--- begin PROVIDED DATA ---

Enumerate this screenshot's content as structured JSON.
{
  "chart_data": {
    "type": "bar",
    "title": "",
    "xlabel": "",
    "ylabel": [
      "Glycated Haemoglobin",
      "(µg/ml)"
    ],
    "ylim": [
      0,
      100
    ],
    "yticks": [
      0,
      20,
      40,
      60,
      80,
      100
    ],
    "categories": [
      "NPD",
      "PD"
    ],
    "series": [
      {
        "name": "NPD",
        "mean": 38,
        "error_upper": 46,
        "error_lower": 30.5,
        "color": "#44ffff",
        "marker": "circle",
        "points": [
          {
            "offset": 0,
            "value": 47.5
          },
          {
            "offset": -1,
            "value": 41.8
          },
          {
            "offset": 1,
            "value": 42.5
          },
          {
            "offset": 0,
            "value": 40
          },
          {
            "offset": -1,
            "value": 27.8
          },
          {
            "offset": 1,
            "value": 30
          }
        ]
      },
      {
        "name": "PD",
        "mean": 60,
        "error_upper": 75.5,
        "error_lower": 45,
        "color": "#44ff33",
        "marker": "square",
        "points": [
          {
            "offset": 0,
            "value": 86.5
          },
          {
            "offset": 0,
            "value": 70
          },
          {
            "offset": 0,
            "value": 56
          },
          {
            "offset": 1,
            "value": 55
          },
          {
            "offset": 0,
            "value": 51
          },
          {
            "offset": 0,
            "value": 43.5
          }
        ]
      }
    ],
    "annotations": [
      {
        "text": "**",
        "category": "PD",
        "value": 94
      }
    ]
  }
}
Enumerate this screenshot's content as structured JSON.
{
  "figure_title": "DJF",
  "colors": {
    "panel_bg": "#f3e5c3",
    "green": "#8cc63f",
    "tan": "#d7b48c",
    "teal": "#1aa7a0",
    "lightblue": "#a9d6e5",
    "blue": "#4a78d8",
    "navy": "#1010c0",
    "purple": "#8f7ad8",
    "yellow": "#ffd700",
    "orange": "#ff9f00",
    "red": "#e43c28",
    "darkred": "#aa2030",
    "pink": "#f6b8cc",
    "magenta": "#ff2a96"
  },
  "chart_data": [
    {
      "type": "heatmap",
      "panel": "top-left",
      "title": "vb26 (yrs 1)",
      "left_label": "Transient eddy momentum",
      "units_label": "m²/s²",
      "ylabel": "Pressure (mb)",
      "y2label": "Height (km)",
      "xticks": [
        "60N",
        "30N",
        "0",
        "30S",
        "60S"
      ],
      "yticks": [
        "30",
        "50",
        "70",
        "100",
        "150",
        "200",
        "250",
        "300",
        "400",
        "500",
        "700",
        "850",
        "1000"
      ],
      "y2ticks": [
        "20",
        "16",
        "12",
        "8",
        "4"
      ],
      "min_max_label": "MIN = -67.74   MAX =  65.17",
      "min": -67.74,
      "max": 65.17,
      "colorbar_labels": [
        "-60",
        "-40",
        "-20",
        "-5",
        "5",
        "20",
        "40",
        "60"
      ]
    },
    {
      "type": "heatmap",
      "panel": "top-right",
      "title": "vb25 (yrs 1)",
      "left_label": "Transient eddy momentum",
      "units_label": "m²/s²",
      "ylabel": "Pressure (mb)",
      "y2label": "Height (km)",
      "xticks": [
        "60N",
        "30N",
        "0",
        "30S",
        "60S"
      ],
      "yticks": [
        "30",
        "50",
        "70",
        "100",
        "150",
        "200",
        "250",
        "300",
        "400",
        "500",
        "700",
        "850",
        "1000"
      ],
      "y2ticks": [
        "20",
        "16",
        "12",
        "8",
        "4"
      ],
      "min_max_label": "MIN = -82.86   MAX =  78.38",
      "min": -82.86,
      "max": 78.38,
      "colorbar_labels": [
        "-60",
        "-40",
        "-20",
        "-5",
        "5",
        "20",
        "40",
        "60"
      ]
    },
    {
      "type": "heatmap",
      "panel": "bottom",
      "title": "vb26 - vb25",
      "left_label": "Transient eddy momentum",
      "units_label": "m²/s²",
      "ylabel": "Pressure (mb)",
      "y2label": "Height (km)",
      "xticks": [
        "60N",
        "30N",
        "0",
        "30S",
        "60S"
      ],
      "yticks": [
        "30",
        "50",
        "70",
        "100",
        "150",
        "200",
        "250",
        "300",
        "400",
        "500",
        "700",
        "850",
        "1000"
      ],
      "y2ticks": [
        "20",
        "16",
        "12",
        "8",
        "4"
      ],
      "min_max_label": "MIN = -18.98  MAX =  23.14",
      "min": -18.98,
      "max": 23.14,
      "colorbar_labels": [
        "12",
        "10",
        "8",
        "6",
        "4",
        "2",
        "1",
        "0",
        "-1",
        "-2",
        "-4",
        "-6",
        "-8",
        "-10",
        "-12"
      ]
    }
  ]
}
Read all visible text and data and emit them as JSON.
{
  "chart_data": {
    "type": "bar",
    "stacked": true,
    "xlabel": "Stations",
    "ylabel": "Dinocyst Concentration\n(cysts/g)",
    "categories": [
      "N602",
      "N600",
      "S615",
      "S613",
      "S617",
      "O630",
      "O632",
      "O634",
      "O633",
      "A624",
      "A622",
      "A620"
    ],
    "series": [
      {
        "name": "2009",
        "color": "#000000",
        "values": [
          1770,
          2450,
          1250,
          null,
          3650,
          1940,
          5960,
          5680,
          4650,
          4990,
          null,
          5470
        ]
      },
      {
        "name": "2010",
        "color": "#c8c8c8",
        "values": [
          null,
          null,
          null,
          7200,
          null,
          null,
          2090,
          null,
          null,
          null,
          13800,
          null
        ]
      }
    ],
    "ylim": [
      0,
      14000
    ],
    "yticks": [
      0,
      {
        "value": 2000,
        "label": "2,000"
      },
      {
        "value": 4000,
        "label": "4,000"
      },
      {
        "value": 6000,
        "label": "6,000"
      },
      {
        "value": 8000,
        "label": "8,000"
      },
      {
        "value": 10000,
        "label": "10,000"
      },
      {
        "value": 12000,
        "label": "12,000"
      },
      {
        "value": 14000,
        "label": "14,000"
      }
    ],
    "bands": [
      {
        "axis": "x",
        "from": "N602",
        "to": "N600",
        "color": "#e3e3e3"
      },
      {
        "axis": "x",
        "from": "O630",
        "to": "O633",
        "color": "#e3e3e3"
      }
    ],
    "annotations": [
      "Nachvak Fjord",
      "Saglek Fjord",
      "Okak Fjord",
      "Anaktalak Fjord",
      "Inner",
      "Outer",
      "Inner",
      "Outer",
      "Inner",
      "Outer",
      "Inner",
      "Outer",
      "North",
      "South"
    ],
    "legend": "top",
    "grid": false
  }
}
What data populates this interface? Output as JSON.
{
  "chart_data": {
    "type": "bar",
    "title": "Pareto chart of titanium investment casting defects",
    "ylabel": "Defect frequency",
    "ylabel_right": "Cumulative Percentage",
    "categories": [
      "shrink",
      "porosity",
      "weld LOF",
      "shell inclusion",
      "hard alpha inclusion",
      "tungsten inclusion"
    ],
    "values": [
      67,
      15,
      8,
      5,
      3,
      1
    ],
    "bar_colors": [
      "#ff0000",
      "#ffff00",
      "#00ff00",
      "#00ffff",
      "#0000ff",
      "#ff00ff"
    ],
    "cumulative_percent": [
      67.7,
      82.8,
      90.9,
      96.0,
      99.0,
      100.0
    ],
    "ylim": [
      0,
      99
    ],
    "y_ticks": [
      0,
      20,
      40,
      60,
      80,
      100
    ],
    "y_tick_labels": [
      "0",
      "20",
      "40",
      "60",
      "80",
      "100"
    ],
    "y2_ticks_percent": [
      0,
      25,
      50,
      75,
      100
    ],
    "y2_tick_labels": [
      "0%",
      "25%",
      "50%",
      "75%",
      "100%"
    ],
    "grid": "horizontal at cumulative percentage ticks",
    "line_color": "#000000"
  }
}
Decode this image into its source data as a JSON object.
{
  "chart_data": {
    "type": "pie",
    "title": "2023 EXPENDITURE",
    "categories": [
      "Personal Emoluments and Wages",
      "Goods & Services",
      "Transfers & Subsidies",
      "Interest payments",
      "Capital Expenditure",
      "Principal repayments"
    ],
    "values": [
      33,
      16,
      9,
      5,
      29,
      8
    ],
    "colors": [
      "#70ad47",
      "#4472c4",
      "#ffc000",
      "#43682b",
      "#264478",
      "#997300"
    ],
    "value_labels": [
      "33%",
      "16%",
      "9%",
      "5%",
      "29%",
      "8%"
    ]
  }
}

--- end PROVIDED DATA ---

§ WHAT IS EXPECTED: Filter the entries and copy out every line with the word "grid".

§ COMPLETED EXERCISE:
    "grid": false
    "grid": "horizontal at cumulative percentage ticks",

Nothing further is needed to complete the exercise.